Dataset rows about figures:
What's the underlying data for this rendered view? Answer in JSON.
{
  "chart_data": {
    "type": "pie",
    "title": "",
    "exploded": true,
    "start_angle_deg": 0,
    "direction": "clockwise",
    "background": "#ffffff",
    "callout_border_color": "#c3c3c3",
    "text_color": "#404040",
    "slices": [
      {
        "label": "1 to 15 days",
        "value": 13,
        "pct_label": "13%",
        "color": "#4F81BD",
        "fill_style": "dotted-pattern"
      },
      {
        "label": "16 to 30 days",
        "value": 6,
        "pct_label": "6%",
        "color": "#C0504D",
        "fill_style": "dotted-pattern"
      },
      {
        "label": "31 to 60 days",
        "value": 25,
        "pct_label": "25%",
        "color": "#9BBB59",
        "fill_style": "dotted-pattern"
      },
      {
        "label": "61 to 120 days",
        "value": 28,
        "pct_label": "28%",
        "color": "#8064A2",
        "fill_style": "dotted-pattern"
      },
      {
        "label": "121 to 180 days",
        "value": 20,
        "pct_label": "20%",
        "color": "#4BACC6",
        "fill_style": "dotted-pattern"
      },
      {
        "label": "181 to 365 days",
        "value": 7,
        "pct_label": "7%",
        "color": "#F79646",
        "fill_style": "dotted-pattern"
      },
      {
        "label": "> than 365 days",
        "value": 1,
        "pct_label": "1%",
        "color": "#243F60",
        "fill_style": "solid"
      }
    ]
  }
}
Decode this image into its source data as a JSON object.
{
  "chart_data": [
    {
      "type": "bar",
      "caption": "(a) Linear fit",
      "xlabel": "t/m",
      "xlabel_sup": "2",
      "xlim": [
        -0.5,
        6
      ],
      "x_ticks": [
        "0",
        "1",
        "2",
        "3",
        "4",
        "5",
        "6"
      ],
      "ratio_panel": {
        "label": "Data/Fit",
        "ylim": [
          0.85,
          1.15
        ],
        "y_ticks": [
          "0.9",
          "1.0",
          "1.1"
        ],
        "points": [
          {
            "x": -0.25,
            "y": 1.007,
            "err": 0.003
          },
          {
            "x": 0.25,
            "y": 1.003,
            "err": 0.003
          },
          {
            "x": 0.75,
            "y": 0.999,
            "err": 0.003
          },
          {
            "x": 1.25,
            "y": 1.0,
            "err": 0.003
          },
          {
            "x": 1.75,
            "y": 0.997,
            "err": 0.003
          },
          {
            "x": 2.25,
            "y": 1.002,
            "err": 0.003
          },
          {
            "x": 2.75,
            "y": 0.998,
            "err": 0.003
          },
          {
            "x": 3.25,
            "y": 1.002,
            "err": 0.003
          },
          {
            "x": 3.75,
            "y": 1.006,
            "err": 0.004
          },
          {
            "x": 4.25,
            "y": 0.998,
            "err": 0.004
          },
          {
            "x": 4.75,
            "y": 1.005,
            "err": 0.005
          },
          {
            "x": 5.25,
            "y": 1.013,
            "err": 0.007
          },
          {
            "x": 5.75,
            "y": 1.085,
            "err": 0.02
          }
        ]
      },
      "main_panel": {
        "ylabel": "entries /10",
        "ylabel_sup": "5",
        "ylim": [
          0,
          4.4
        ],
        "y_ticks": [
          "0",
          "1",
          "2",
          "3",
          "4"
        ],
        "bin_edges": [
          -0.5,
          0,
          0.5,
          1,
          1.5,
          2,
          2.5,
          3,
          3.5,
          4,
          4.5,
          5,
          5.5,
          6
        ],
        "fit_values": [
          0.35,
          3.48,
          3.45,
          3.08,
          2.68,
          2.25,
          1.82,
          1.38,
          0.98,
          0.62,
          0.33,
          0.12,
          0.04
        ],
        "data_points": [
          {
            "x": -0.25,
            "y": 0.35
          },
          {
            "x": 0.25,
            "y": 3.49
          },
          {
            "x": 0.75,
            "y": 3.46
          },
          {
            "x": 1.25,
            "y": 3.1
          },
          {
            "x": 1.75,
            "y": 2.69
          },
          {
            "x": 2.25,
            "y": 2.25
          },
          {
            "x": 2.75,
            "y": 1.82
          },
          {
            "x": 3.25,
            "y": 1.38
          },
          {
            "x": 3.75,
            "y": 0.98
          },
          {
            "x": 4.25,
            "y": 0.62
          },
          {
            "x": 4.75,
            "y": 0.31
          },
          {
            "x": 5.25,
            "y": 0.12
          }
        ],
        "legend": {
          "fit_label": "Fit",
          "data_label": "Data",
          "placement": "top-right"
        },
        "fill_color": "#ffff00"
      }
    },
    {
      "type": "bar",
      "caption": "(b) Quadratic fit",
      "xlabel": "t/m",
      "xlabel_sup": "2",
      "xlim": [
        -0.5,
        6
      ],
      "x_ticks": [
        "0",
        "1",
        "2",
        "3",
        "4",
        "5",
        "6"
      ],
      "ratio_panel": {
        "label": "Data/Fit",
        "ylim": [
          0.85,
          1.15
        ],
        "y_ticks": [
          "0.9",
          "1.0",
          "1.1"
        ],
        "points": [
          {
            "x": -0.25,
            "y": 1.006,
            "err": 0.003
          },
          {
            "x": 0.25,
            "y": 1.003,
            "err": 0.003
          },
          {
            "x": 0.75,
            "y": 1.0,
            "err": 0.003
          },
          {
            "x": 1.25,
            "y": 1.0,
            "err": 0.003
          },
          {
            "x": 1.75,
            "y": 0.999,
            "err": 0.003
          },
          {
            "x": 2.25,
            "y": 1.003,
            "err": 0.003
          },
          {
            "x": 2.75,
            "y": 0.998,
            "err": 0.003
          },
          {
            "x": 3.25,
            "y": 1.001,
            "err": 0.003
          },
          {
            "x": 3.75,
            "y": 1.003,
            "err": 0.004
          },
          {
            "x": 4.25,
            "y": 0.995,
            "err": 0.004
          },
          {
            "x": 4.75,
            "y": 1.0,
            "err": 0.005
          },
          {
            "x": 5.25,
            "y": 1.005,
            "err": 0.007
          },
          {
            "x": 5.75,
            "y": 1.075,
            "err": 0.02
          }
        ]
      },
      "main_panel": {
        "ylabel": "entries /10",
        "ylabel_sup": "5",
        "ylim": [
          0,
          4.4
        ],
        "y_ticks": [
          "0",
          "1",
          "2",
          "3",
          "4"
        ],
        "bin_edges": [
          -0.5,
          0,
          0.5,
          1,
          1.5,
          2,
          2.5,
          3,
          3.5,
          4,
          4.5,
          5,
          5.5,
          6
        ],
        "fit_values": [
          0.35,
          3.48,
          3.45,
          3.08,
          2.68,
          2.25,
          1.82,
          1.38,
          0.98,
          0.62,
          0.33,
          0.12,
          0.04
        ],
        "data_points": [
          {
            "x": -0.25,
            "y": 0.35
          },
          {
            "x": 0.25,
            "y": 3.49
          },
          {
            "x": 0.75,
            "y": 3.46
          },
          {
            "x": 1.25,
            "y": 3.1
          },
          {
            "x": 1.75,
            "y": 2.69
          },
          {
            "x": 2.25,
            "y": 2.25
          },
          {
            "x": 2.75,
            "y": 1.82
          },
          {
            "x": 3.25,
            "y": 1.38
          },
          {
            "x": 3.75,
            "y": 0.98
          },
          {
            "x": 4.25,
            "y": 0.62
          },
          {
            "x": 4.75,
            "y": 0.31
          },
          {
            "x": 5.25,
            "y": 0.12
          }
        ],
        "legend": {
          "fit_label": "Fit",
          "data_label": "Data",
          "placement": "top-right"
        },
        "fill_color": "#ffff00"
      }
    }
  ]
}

PROBLEM TO SOLVE: Return every line of the material exactly.

TASK RESPONSE:
What's the underlying data for this rendered view? Answer in JSON.
{
  "chart_data": {
    "type": "pie",
    "title": "",
    "exploded": true,
    "start_angle_deg": 0,
    "direction": "clockwise",
    "background": "#ffffff",
    "callout_border_color": "#c3c3c3",
    "text_color": "#404040",
    "slices": [
      {
        "label": "1 to 15 days",
        "value": 13,
        "pct_label": "13%",
        "color": "#4F81BD",
        "fill_style": "dotted-pattern"
      },
      {
        "label": "16 to 30 days",
        "value": 6,
        "pct_label": "6%",
        "color": "#C0504D",
        "fill_style": "dotted-pattern"
      },
      {
        "label": "31 to 60 days",
        "value": 25,
        "pct_label": "25%",
        "color": "#9BBB59",
        "fill_style": "dotted-pattern"
      },
      {
        "label": "61 to 120 days",
        "value": 28,
        "pct_label": "28%",
        "color": "#8064A2",
        "fill_style": "dotted-pattern"
      },
      {
        "label": "121 to 180 days",
        "value": 20,
        "pct_label": "20%",
        "color": "#4BACC6",
        "fill_style": "dotted-pattern"
      },
      {
        "label": "181 to 365 days",
        "value": 7,
        "pct_label": "7%",
        "color": "#F79646",
        "fill_style": "dotted-pattern"
      },
      {
        "label": "> than 365 days",
        "value": 1,
        "pct_label": "1%",
        "color": "#243F60",
        "fill_style": "solid"
      }
    ]
  }
}
Decode this image into its source data as a JSON object.
{
  "chart_data": [
    {
      "type": "bar",
      "caption": "(a) Linear fit",
      "xlabel": "t/m",
      "xlabel_sup": "2",
      "xlim": [
        -0.5,
        6
      ],
      "x_ticks": [
        "0",
        "1",
        "2",
        "3",
        "4",
        "5",
        "6"
      ],
      "ratio_panel": {
        "label": "Data/Fit",
        "ylim": [
          0.85,
          1.15
        ],
        "y_ticks": [
          "0.9",
          "1.0",
          "1.1"
        ],
        "points": [
          {
            "x": -0.25,
            "y": 1.007,
            "err": 0.003
          },
          {
            "x": 0.25,
            "y": 1.003,
            "err": 0.003
          },
          {
            "x": 0.75,
            "y": 0.999,
            "err": 0.003
          },
          {
            "x": 1.25,
            "y": 1.0,
            "err": 0.003
          },
          {
            "x": 1.75,
            "y": 0.997,
            "err": 0.003
          },
          {
            "x": 2.25,
            "y": 1.002,
            "err": 0.003
          },
          {
            "x": 2.75,
            "y": 0.998,
            "err": 0.003
          },
          {
            "x": 3.25,
            "y": 1.002,
            "err": 0.003
          },
          {
            "x": 3.75,
            "y": 1.006,
            "err": 0.004
          },
          {
            "x": 4.25,
            "y": 0.998,
            "err": 0.004
          },
          {
            "x": 4.75,
            "y": 1.005,
            "err": 0.005
          },
          {
            "x": 5.25,
            "y": 1.013,
            "err": 0.007
          },
          {
            "x": 5.75,
            "y": 1.085,
            "err": 0.02
          }
        ]
      },
      "main_panel": {
        "ylabel": "entries /10",
        "ylabel_sup": "5",
        "ylim": [
          0,
          4.4
        ],
        "y_ticks": [
          "0",
          "1",
          "2",
          "3",
          "4"
        ],
        "bin_edges": [
          -0.5,
          0,
          0.5,
          1,
          1.5,
          2,
          2.5,
          3,
          3.5,
          4,
          4.5,
          5,
          5.5,
          6
        ],
        "fit_values": [
          0.35,
          3.48,
          3.45,
          3.08,
          2.68,
          2.25,
          1.82,
          1.38,
          0.98,
          0.62,
          0.33,
          0.12,
          0.04
        ],
        "data_points": [
          {
            "x": -0.25,
            "y": 0.35
          },
          {
            "x": 0.25,
            "y": 3.49
          },
          {
            "x": 0.75,
            "y": 3.46
          },
          {
            "x": 1.25,
            "y": 3.1
          },
          {
            "x": 1.75,
            "y": 2.69
          },
          {
            "x": 2.25,
            "y": 2.25
          },
          {
            "x": 2.75,
            "y": 1.82
          },
          {
            "x": 3.25,
            "y": 1.38
          },
          {
            "x": 3.75,
            "y": 0.98
          },
          {
            "x": 4.25,
            "y": 0.62
          },
          {
            "x": 4.75,
            "y": 0.31
          },
          {
            "x": 5.25,
            "y": 0.12
          }
        ],
        "legend": {
          "fit_label": "Fit",
          "data_label": "Data",
          "placement": "top-right"
        },
        "fill_color": "#ffff00"
      }
    },
    {
      "type": "bar",
      "caption": "(b) Quadratic fit",
      "xlabel": "t/m",
      "xlabel_sup": "2",
      "xlim": [
        -0.5,
        6
      ],
      "x_ticks": [
        "0",
        "1",
        "2",
        "3",
        "4",
        "5",
        "6"
      ],
      "ratio_panel": {
        "label": "Data/Fit",
        "ylim": [
          0.85,
          1.15
        ],
        "y_ticks": [
          "0.9",
          "1.0",
          "1.1"
        ],
        "points": [
          {
            "x": -0.25,
            "y": 1.006,
            "err": 0.003
          },
          {
            "x": 0.25,
            "y": 1.003,
            "err": 0.003
          },
          {
            "x": 0.75,
            "y": 1.0,
            "err": 0.003
          },
          {
            "x": 1.25,
            "y": 1.0,
            "err": 0.003
          },
          {
            "x": 1.75,
            "y": 0.999,
            "err": 0.003
          },
          {
            "x": 2.25,
            "y": 1.003,
            "err": 0.003
          },
          {
            "x": 2.75,
            "y": 0.998,
            "err": 0.003
          },
          {
            "x": 3.25,
            "y": 1.001,
            "err": 0.003
          },
          {
            "x": 3.75,
            "y": 1.003,
            "err": 0.004
          },
          {
            "x": 4.25,
            "y": 0.995,
            "err": 0.004
          },
          {
            "x": 4.75,
            "y": 1.0,
            "err": 0.005
          },
          {
            "x": 5.25,
            "y": 1.005,
            "err": 0.007
          },
          {
            "x": 5.75,
            "y": 1.075,
            "err": 0.02
          }
        ]
      },
      "main_panel": {
        "ylabel": "entries /10",
        "ylabel_sup": "5",
        "ylim": [
          0,
          4.4
        ],
        "y_ticks": [
          "0",
          "1",
          "2",
          "3",
          "4"
        ],
        "bin_edges": [
          -0.5,
          0,
          0.5,
          1,
          1.5,
          2,
          2.5,
          3,
          3.5,
          4,
          4.5,
          5,
          5.5,
          6
        ],
        "fit_values": [
          0.35,
          3.48,
          3.45,
          3.08,
          2.68,
          2.25,
          1.82,
          1.38,
          0.98,
          0.62,
          0.33,
          0.12,
          0.04
        ],
        "data_points": [
          {
            "x": -0.25,
            "y": 0.35
          },
          {
            "x": 0.25,
            "y": 3.49
          },
          {
            "x": 0.75,
            "y": 3.46
          },
          {
            "x": 1.25,
            "y": 3.1
          },
          {
            "x": 1.75,
            "y": 2.69
          },
          {
            "x": 2.25,
            "y": 2.25
          },
          {
            "x": 2.75,
            "y": 1.82
          },
          {
            "x": 3.25,
            "y": 1.38
          },
          {
            "x": 3.75,
            "y": 0.98
          },
          {
            "x": 4.25,
            "y": 0.62
          },
          {
            "x": 4.75,
            "y": 0.31
          },
          {
            "x": 5.25,
            "y": 0.12
          }
        ],
        "legend": {
          "fit_label": "Fit",
          "data_label": "Data",
          "placement": "top-right"
        },
        "fill_color": "#ffff00"
      }
    }
  ]
}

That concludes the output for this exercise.